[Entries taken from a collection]
▬▬▬▬▬▬
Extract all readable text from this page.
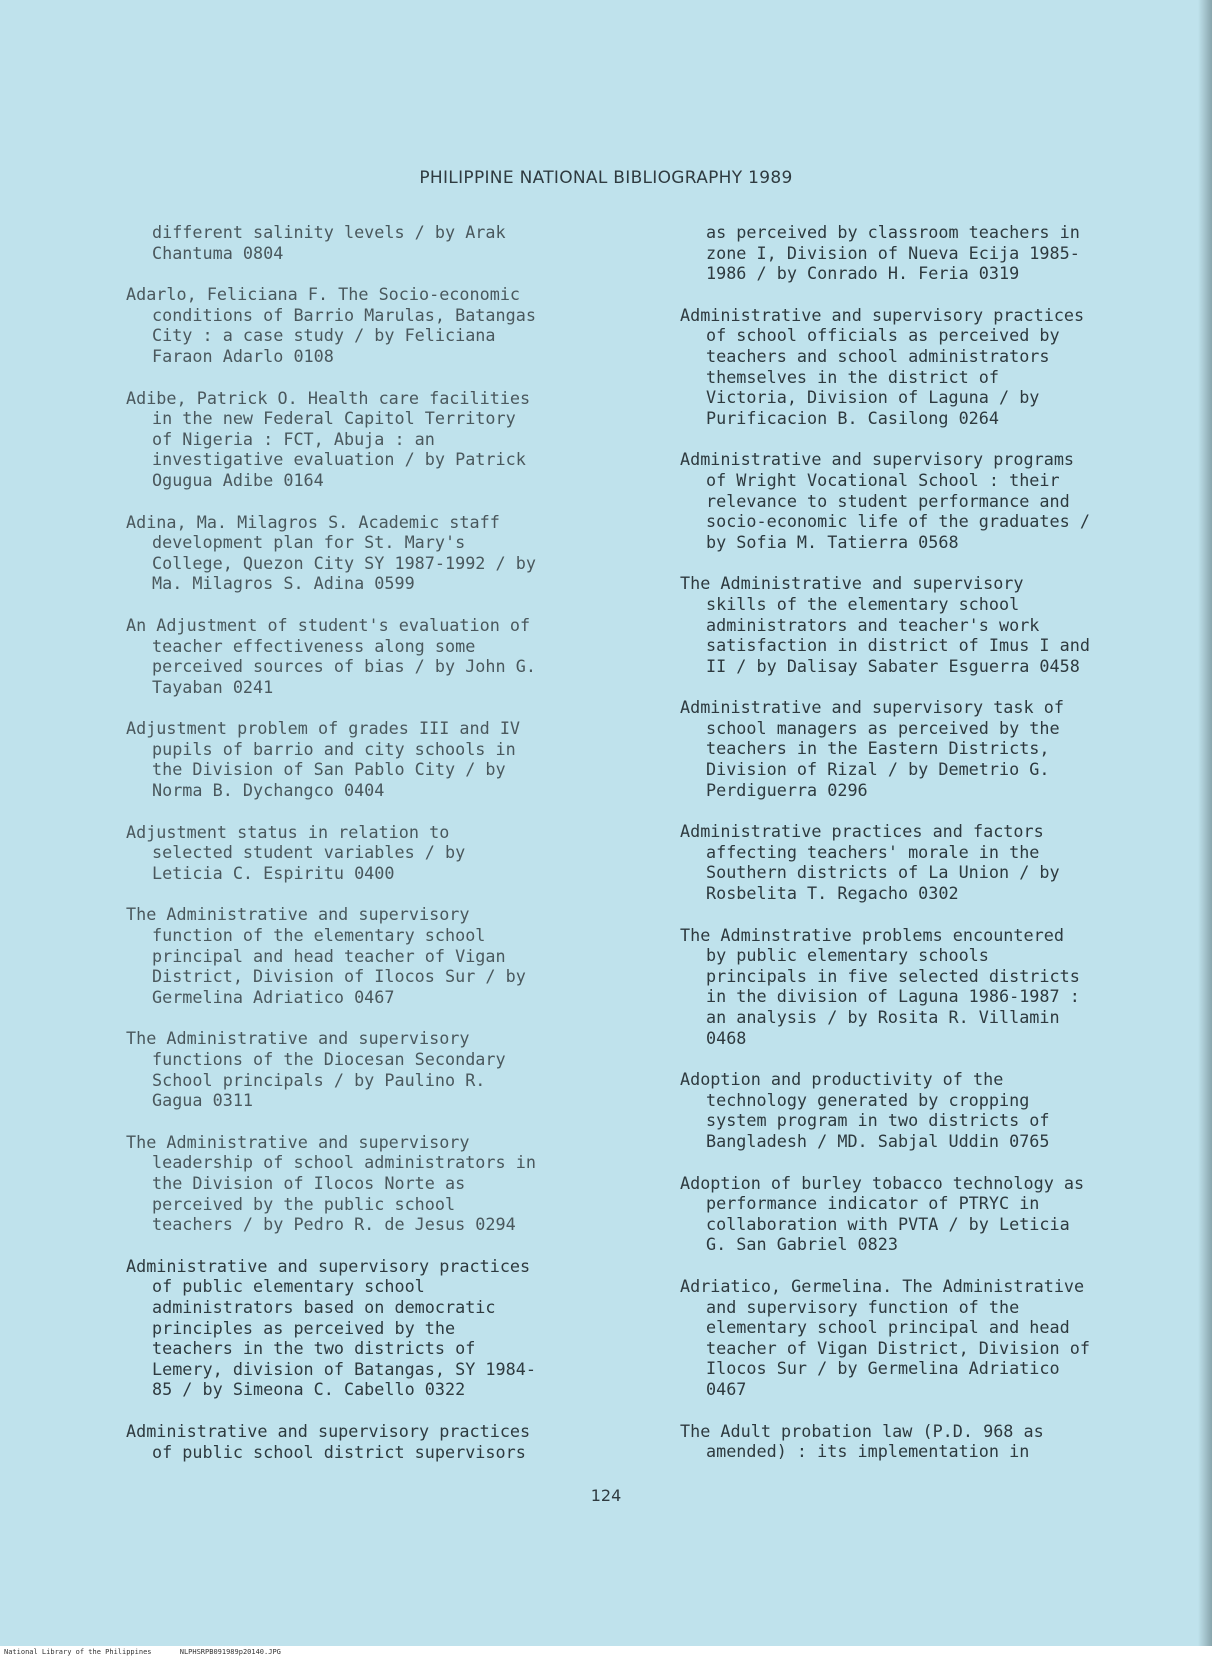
PHILIPPINE NATIONAL BIBLIOGRAPHY 1989
different salinity levels / by Arak
Chantuma 0804
Adarlo, Feliciana F. The Socio-economic
conditions of Barrio Marulas, Batangas
City : a case study / by Feliciana
Faraon Adarlo 0108
Adibe, Patrick O. Health care facilities
in the new Federal Capitol Territory
of Nigeria : FCT, Abuja : an
investigative evaluation / by Patrick
Ogugua Adibe 0164
Adina, Ma. Milagros S. Academic staff
development plan for St. Mary's
College, Quezon City SY 1987-1992 / by
Ma. Milagros S. Adina 0599
An Adjustment of student's evaluation of
teacher effectiveness along some
perceived sources of bias / by John G.
Tayaban 0241
Adjustment problem of grades III and IV
pupils of barrio and city schools in
the Division of San Pablo City / by
Norma B. Dychangco 0404
Adjustment status in relation to
selected student variables / by
Leticia C. Espiritu 0400
The Administrative and supervisory
function of the elementary school
principal and head teacher of Vigan
District, Division of Ilocos Sur / by
Germelina Adriatico 0467
The Administrative and supervisory
functions of the Diocesan Secondary
School principals / by Paulino R.
Gagua 0311
The Administrative and supervisory
leadership of school administrators in
the Division of Ilocos Norte as
perceived by the public school
teachers / by Pedro R. de Jesus 0294
Administrative and supervisory practices
of public elementary school
administrators based on democratic
principles as perceived by the
teachers in the two districts of
Lemery, division of Batangas, SY 1984-
85 / by Simeona C. Cabello 0322
Administrative and supervisory practices
of public school district supervisors
as perceived by classroom teachers in
zone I, Division of Nueva Ecija 1985-
1986 / by Conrado H. Feria 0319
Administrative and supervisory practices
of school officials as perceived by
teachers and school administrators
themselves in the district of
Victoria, Division of Laguna / by
Purificacion B. Casilong 0264
Administrative and supervisory programs
of Wright Vocational School : their
relevance to student performance and
socio-economic life of the graduates /
by Sofia M. Tatierra 0568
The Administrative and supervisory
skills of the elementary school
administrators and teacher's work
satisfaction in district of Imus I and
II / by Dalisay Sabater Esguerra 0458
Administrative and supervisory task of
school managers as perceived by the
teachers in the Eastern Districts,
Division of Rizal / by Demetrio G.
Perdiguerra 0296
Administrative practices and factors
affecting teachers' morale in the
Southern districts of La Union / by
Rosbelita T. Regacho 0302
The Adminstrative problems encountered
by public elementary schools
principals in five selected districts
in the division of Laguna 1986-1987 :
an analysis / by Rosita R. Villamin
0468
Adoption and productivity of the
technology generated by cropping
system program in two districts of
Bangladesh / MD. Sabjal Uddin 0765
Adoption of burley tobacco technology as
performance indicator of PTRYC in
collaboration with PVTA / by Leticia
G. San Gabriel 0823
Adriatico, Germelina. The Administrative
and supervisory function of the
elementary school principal and head
teacher of Vigan District, Division of
Ilocos Sur / by Germelina Adriatico
0467
The Adult probation law (P.D. 968 as
amended) : its implementation in
124
National Library of the Philippines	NLPHSRPB091989p20140.JPG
▬▬▬▬▬▬
## Aim of the exercise
Reproduce every entry word for word, but skip any pictures.

## Task output
Extract all readable text from this page.
PHILIPPINE NATIONAL BIBLIOGRAPHY 1989
different salinity levels / by Arak
Chantuma 0804
Adarlo, Feliciana F. The Socio-economic
conditions of Barrio Marulas, Batangas
City : a case study / by Feliciana
Faraon Adarlo 0108
Adibe, Patrick O. Health care facilities
in the new Federal Capitol Territory
of Nigeria : FCT, Abuja : an
investigative evaluation / by Patrick
Ogugua Adibe 0164
Adina, Ma. Milagros S. Academic staff
development plan for St. Mary's
College, Quezon City SY 1987-1992 / by
Ma. Milagros S. Adina 0599
An Adjustment of student's evaluation of
teacher effectiveness along some
perceived sources of bias / by John G.
Tayaban 0241
Adjustment problem of grades III and IV
pupils of barrio and city schools in
the Division of San Pablo City / by
Norma B. Dychangco 0404
Adjustment status in relation to
selected student variables / by
Leticia C. Espiritu 0400
The Administrative and supervisory
function of the elementary school
principal and head teacher of Vigan
District, Division of Ilocos Sur / by
Germelina Adriatico 0467
The Administrative and supervisory
functions of the Diocesan Secondary
School principals / by Paulino R.
Gagua 0311
The Administrative and supervisory
leadership of school administrators in
the Division of Ilocos Norte as
perceived by the public school
teachers / by Pedro R. de Jesus 0294
Administrative and supervisory practices
of public elementary school
administrators based on democratic
principles as perceived by the
teachers in the two districts of
Lemery, division of Batangas, SY 1984-
85 / by Simeona C. Cabello 0322
Administrative and supervisory practices
of public school district supervisors
as perceived by classroom teachers in
zone I, Division of Nueva Ecija 1985-
1986 / by Conrado H. Feria 0319
Administrative and supervisory practices
of school officials as perceived by
teachers and school administrators
themselves in the district of
Victoria, Division of Laguna / by
Purificacion B. Casilong 0264
Administrative and supervisory programs
of Wright Vocational School : their
relevance to student performance and
socio-economic life of the graduates /
by Sofia M. Tatierra 0568
The Administrative and supervisory
skills of the elementary school
administrators and teacher's work
satisfaction in district of Imus I and
II / by Dalisay Sabater Esguerra 0458
Administrative and supervisory task of
school managers as perceived by the
teachers in the Eastern Districts,
Division of Rizal / by Demetrio G.
Perdiguerra 0296
Administrative practices and factors
affecting teachers' morale in the
Southern districts of La Union / by
Rosbelita T. Regacho 0302
The Adminstrative problems encountered
by public elementary schools
principals in five selected districts
in the division of Laguna 1986-1987 :
an analysis / by Rosita R. Villamin
0468
Adoption and productivity of the
technology generated by cropping
system program in two districts of
Bangladesh / MD. Sabjal Uddin 0765
Adoption of burley tobacco technology as
performance indicator of PTRYC in
collaboration with PVTA / by Leticia
G. San Gabriel 0823
Adriatico, Germelina. The Administrative
and supervisory function of the
elementary school principal and head
teacher of Vigan District, Division of
Ilocos Sur / by Germelina Adriatico
0467
The Adult probation law (P.D. 968 as
amended) : its implementation in
124
National Library of the Philippines	NLPHSRPB091989p20140.JPG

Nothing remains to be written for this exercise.